● **Given records**
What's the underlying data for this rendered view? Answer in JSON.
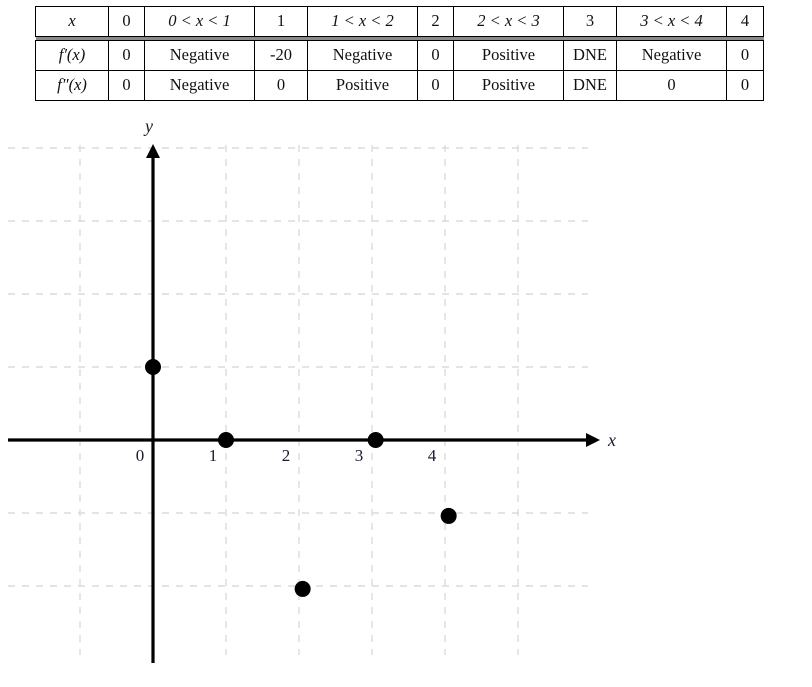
{
  "table": {
    "columns": [
      "row-label",
      "x=0",
      "0<x<1",
      "x=1",
      "1<x<2",
      "x=2",
      "2<x<3",
      "x=3",
      "3<x<4",
      "x=4"
    ],
    "rows": [
      {
        "label": "x",
        "label_kind": "italic",
        "cells": [
          "0",
          "0 < x < 1",
          "1",
          "1 < x < 2",
          "2",
          "2 < x < 3",
          "3",
          "3 < x < 4",
          "4"
        ]
      },
      {
        "label": "f′(x)",
        "label_kind": "italic",
        "cells": [
          "0",
          "Negative",
          "-20",
          "Negative",
          "0",
          "Positive",
          "DNE",
          "Negative",
          "0"
        ]
      },
      {
        "label": "f″(x)",
        "label_kind": "italic",
        "cells": [
          "0",
          "Negative",
          "0",
          "Positive",
          "0",
          "Positive",
          "DNE",
          "0",
          "0"
        ]
      }
    ]
  },
  "graph": {
    "x_axis_label": "x",
    "y_axis_label": "y",
    "x_tick_labels": [
      "0",
      "1",
      "2",
      "3",
      "4"
    ],
    "grid_color": "#dcdcdc",
    "axis_color": "#000000",
    "point_color": "#000000"
  },
  "chart_data": {
    "type": "scatter",
    "title": "",
    "xlabel": "x",
    "ylabel": "y",
    "xlim": [
      -2,
      6.1
    ],
    "ylim": [
      -3.1,
      4.1
    ],
    "grid": true,
    "legend": "none",
    "xticks": [
      0,
      1,
      2,
      3,
      4
    ],
    "yticks": [],
    "points": [
      {
        "x": 0,
        "y": 1
      },
      {
        "x": 1,
        "y": 0
      },
      {
        "x": 2.05,
        "y": -2.04
      },
      {
        "x": 3.05,
        "y": 0
      },
      {
        "x": 4.05,
        "y": -1.04
      }
    ],
    "point_radius": 8
  }
}
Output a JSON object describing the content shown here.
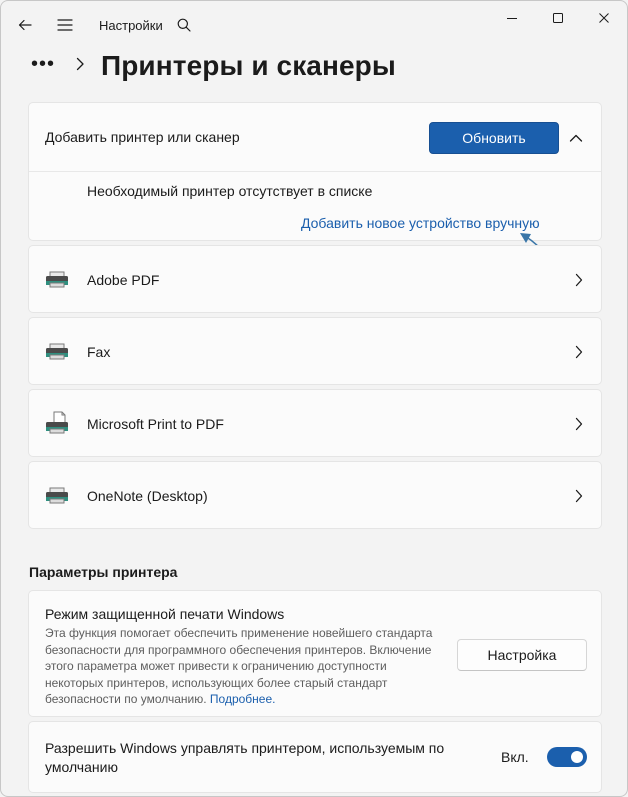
{
  "titlebar": {
    "app_name": "Настройки",
    "back_icon": "back-arrow-icon",
    "menu_icon": "hamburger-menu-icon",
    "search_icon": "search-icon"
  },
  "header": {
    "overflow": "•••",
    "title": "Принтеры и сканеры"
  },
  "add_device": {
    "label": "Добавить принтер или сканер",
    "refresh_button": "Обновить",
    "missing_text": "Необходимый принтер отсутствует в списке",
    "manual_link": "Добавить новое устройство вручную"
  },
  "printers": [
    {
      "name": "Adobe PDF"
    },
    {
      "name": "Fax"
    },
    {
      "name": "Microsoft Print to PDF"
    },
    {
      "name": "OneNote (Desktop)"
    }
  ],
  "printer_settings": {
    "section_title": "Параметры принтера",
    "protected_mode": {
      "title": "Режим защищенной печати Windows",
      "description": "Эта функция помогает обеспечить применение новейшего стандарта безопасности для программного обеспечения принтеров. Включение этого параметра может привести к ограничению доступности некоторых принтеров, использующих более старый стандарт безопасности по умолчанию.",
      "more_link": "Подробнее.",
      "button": "Настройка"
    },
    "default_printer": {
      "title": "Разрешить Windows управлять принтером, используемым по умолчанию",
      "toggle_label": "Вкл.",
      "toggle_on": true
    }
  },
  "colors": {
    "accent": "#1b5fad",
    "background": "#f3f3f3",
    "card": "#fbfbfb"
  }
}
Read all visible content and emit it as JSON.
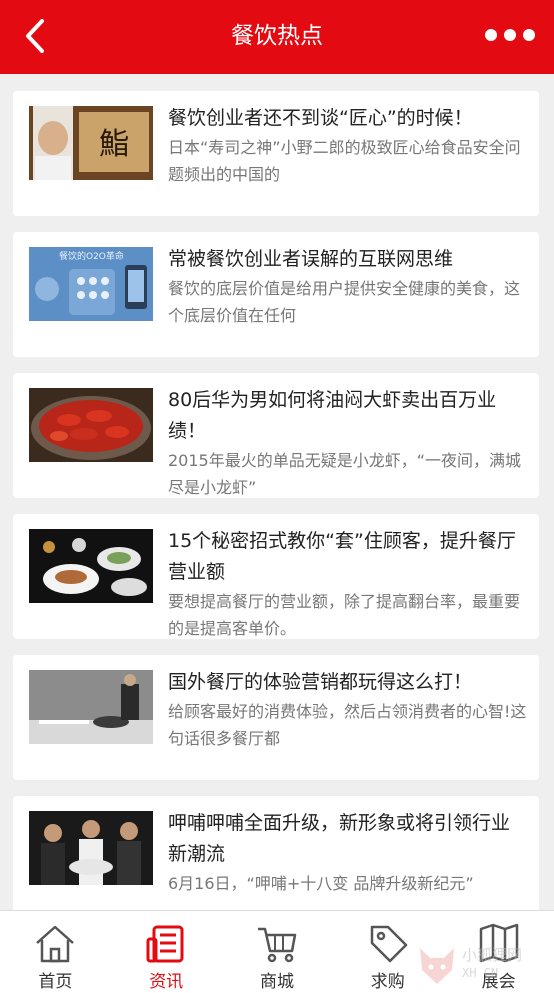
{
  "header": {
    "title": "餐饮热点",
    "back_icon": "chevron-left-icon",
    "more_icon": "more-dots-icon",
    "background_color": "#e40a12"
  },
  "articles": [
    {
      "title": "餐饮创业者还不到谈“匠心”的时候！",
      "desc": "日本“寿司之神”小野二郎的极致匠心给食品安全问题频出的中国的",
      "thumb_text": "鮨"
    },
    {
      "title": "常被餐饮创业者误解的互联网思维",
      "desc": "餐饮的底层价值是给用户提供安全健康的美食，这个底层价值在任何",
      "thumb_text": "餐饮的O2O革命"
    },
    {
      "title": "80后华为男如何将油闷大虾卖出百万业绩！",
      "desc": "2015年最火的单品无疑是小龙虾，“一夜间，满城尽是小龙虾”"
    },
    {
      "title": "15个秘密招式教你“套”住顾客，提升餐厅营业额",
      "desc": "要想提高餐厅的营业额，除了提高翻台率，最重要的是提高客单价。"
    },
    {
      "title": "国外餐厅的体验营销都玩得这么打！",
      "desc": "给顾客最好的消费体验，然后占领消费者的心智!这句话很多餐厅都"
    },
    {
      "title": "呷哺呷哺全面升级，新形象或将引领行业新潮流",
      "desc": "6月16日，“呷哺+十八变 品牌升级新纪元”"
    }
  ],
  "tabs": [
    {
      "label": "首页",
      "icon": "home-icon",
      "active": false
    },
    {
      "label": "资讯",
      "icon": "news-icon",
      "active": true
    },
    {
      "label": "商城",
      "icon": "cart-icon",
      "active": false
    },
    {
      "label": "求购",
      "icon": "tag-icon",
      "active": false
    },
    {
      "label": "展会",
      "icon": "map-icon",
      "active": false
    }
  ],
  "watermark": {
    "text": "小狐狸网",
    "sub": "XH   CN"
  },
  "colors": {
    "accent": "#e40a12",
    "text": "#222222",
    "muted": "#777777"
  }
}
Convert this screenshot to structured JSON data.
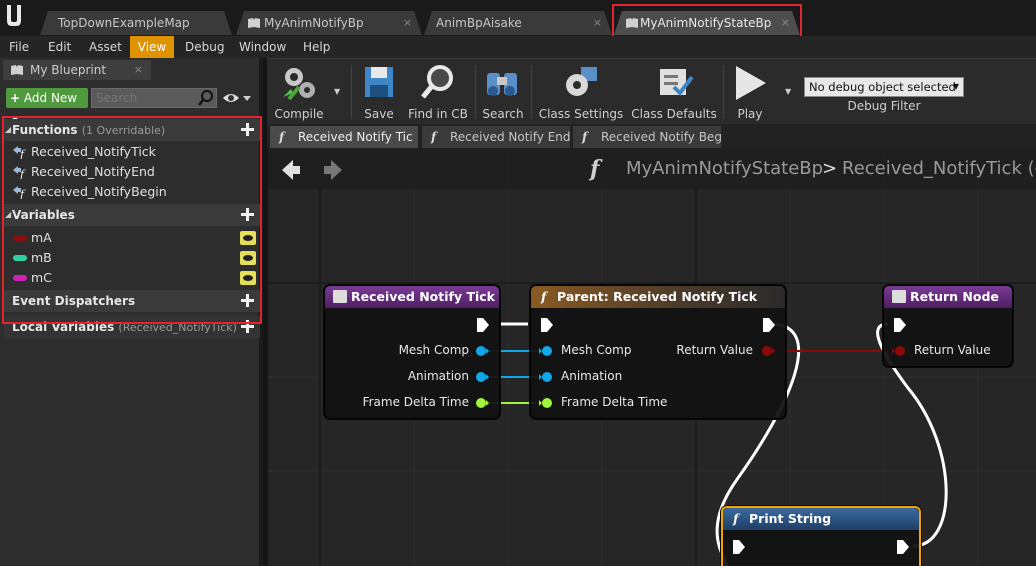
{
  "document_tabs": [
    {
      "label": "TopDownExampleMap"
    },
    {
      "label": "MyAnimNotifyBp",
      "close": "×"
    },
    {
      "label": "AnimBpAisake",
      "close": "×"
    },
    {
      "label": "MyAnimNotifyStateBp",
      "close": "×"
    }
  ],
  "menu": [
    "File",
    "Edit",
    "Asset",
    "View",
    "Debug",
    "Window",
    "Help"
  ],
  "menu_active": "View",
  "my_blueprint": {
    "tab_label": "My Blueprint",
    "tab_close": "×",
    "add_new": "Add New",
    "search_placeholder": "Search",
    "functions_header": "Functions",
    "functions_sub": "(1 Overridable)",
    "functions": [
      "Received_NotifyTick",
      "Received_NotifyEnd",
      "Received_NotifyBegin"
    ],
    "variables_header": "Variables",
    "variables": [
      {
        "name": "mA",
        "color": "#8a0c0c"
      },
      {
        "name": "mB",
        "color": "#2fcfa4"
      },
      {
        "name": "mC",
        "color": "#d020b8"
      }
    ],
    "event_dispatchers_header": "Event Dispatchers",
    "local_variables_header": "Local Variables",
    "local_variables_sub": "(Received_NotifyTick)"
  },
  "toolbar": {
    "compile": "Compile",
    "save": "Save",
    "find_in_cb": "Find in CB",
    "search": "Search",
    "class_settings": "Class Settings",
    "class_defaults": "Class Defaults",
    "play": "Play",
    "debug_select": "No debug object selected",
    "debug_filter": "Debug Filter"
  },
  "graph_tabs": [
    "Received Notify Tic",
    "Received Notify End",
    "Received Notify Beg"
  ],
  "breadcrumb": {
    "blueprint": "MyAnimNotifyStateBp",
    "separator": ">",
    "function": "Received_NotifyTick (c"
  },
  "nodes": {
    "entry": {
      "title": "Received Notify Tick",
      "outputs": [
        "Mesh Comp",
        "Animation",
        "Frame Delta Time"
      ]
    },
    "parent": {
      "title": "Parent: Received Notify Tick",
      "inputs": [
        "Mesh Comp",
        "Animation",
        "Frame Delta Time"
      ],
      "outputs": [
        "Return Value"
      ]
    },
    "return": {
      "title": "Return Node",
      "inputs": [
        "Return Value"
      ]
    },
    "print": {
      "title": "Print String"
    }
  },
  "colors": {
    "accent_highlight": "#e0252e",
    "menu_active": "#e09300",
    "add_new": "#4f9a3c",
    "pin_object": "#11a7e8",
    "pin_float": "#9ff53a",
    "pin_bool": "#8a0a0a",
    "entry_header": "#6a2a83",
    "parent_header": "#7a4a1a",
    "print_header": "#2d5c8e"
  }
}
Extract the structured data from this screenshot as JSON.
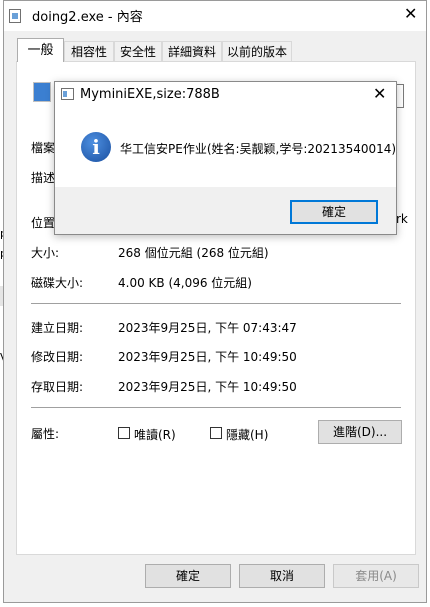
{
  "background": {
    "left_fragments": [
      "p",
      "p",
      "V"
    ],
    "right_fragment": "rk"
  },
  "window": {
    "title": "doing2.exe - 內容",
    "close_glyph": "✕",
    "tabs": [
      "一般",
      "相容性",
      "安全性",
      "詳細資料",
      "以前的版本"
    ]
  },
  "general": {
    "file_type_label": "檔案",
    "description_label": "描述",
    "location_label": "位置",
    "size_label": "大小:",
    "size_value": "268 個位元組 (268 位元組)",
    "disk_size_label": "磁碟大小:",
    "disk_size_value": "4.00 KB (4,096 位元組)",
    "created_label": "建立日期:",
    "created_value": "2023年9月25日, 下午 07:43:47",
    "modified_label": "修改日期:",
    "modified_value": "2023年9月25日, 下午 10:49:50",
    "accessed_label": "存取日期:",
    "accessed_value": "2023年9月25日, 下午 10:49:50",
    "attributes_label": "屬性:",
    "readonly_label": "唯讀(R)",
    "hidden_label": "隱藏(H)",
    "advanced_button": "進階(D)..."
  },
  "buttons": {
    "ok": "確定",
    "cancel": "取消",
    "apply": "套用(A)"
  },
  "dialog": {
    "title": "MyminiEXE,size:788B",
    "message": "华工信安PE作业(姓名:吴靓颖,学号:20213540014)",
    "ok": "確定",
    "close_glyph": "✕",
    "info_glyph": "i"
  }
}
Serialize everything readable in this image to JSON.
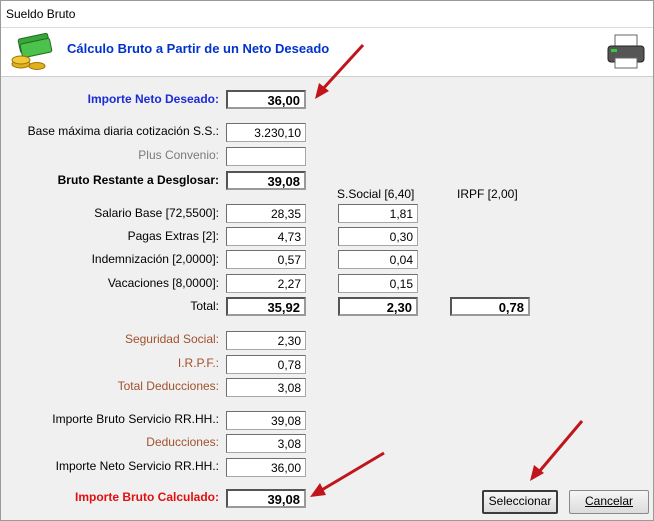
{
  "window": {
    "title": "Sueldo Bruto"
  },
  "banner": {
    "heading": "Cálculo Bruto a Partir de un Neto Deseado",
    "left_icon": "money-icon",
    "right_icon": "printer-icon"
  },
  "form": {
    "neto_deseado": {
      "label": "Importe Neto Deseado:",
      "value": "36,00"
    },
    "base_maxima": {
      "label": "Base máxima diaria cotización S.S.:",
      "value": "3.230,10"
    },
    "plus_convenio": {
      "label": "Plus Convenio:",
      "value": ""
    },
    "bruto_restante": {
      "label": "Bruto Restante a Desglosar:",
      "value": "39,08"
    },
    "headers": {
      "ssocial": "S.Social [6,40]",
      "irpf": "IRPF [2,00]"
    },
    "rows": [
      {
        "label": "Salario Base [72,5500]:",
        "bruto": "28,35",
        "ssocial": "1,81"
      },
      {
        "label": "Pagas Extras [2]:",
        "bruto": "4,73",
        "ssocial": "0,30"
      },
      {
        "label": "Indemnización [2,0000]:",
        "bruto": "0,57",
        "ssocial": "0,04"
      },
      {
        "label": "Vacaciones [8,0000]:",
        "bruto": "2,27",
        "ssocial": "0,15"
      }
    ],
    "total": {
      "label": "Total:",
      "bruto": "35,92",
      "ssocial": "2,30",
      "irpf": "0,78"
    },
    "seguridad_social": {
      "label": "Seguridad Social:",
      "value": "2,30"
    },
    "irpf": {
      "label": "I.R.P.F.:",
      "value": "0,78"
    },
    "total_deducciones": {
      "label": "Total Deducciones:",
      "value": "3,08"
    },
    "bruto_servicio": {
      "label": "Importe Bruto Servicio RR.HH.:",
      "value": "39,08"
    },
    "deducciones": {
      "label": "Deducciones:",
      "value": "3,08"
    },
    "neto_servicio": {
      "label": "Importe Neto Servicio RR.HH.:",
      "value": "36,00"
    },
    "bruto_calculado": {
      "label": "Importe Bruto Calculado:",
      "value": "39,08"
    }
  },
  "buttons": {
    "select": "Seleccionar",
    "cancel": "Cancelar"
  },
  "colors": {
    "accent_blue": "#1b2bd6",
    "label_brown": "#a0522d",
    "label_red": "#e01010",
    "arrow_red": "#c0151b"
  }
}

● **Problem requirements**
Each line that has the word "Windows" should be copied.

● **Written response**
      "title": "Режим защищенной печати Windows",
      "title": "Разрешить Windows управлять принтером, используемым по умолчанию",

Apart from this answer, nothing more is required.